What the task asks:
How many lines in the records below hold the string "nature"? Answer with the number alone.
# START OF Rows
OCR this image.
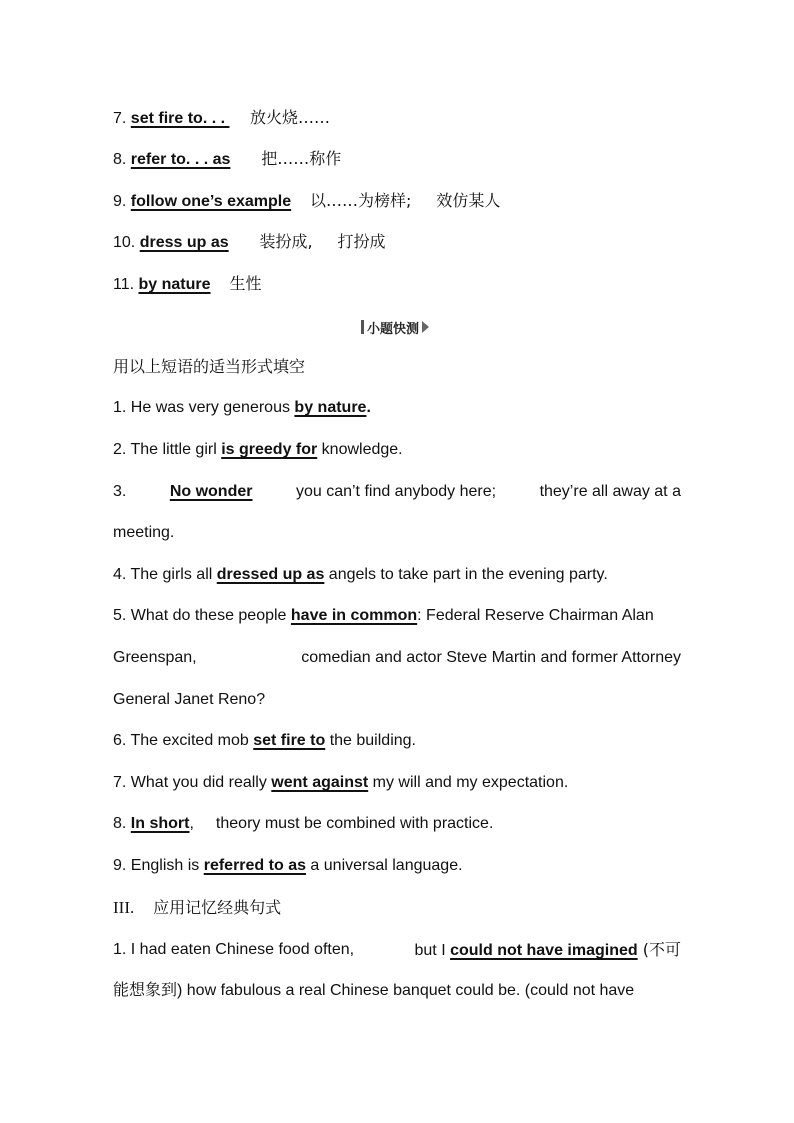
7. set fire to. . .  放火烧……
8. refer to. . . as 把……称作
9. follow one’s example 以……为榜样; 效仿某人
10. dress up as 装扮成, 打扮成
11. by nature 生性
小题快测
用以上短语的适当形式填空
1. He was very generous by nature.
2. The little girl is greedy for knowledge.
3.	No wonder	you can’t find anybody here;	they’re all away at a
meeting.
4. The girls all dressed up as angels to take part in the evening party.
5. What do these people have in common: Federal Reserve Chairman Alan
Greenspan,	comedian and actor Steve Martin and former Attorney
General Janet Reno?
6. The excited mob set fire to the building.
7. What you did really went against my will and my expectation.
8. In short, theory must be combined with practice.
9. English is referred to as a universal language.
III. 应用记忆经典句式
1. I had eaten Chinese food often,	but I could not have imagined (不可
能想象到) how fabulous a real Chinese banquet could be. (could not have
# END OF Rows
Solution for this task:
2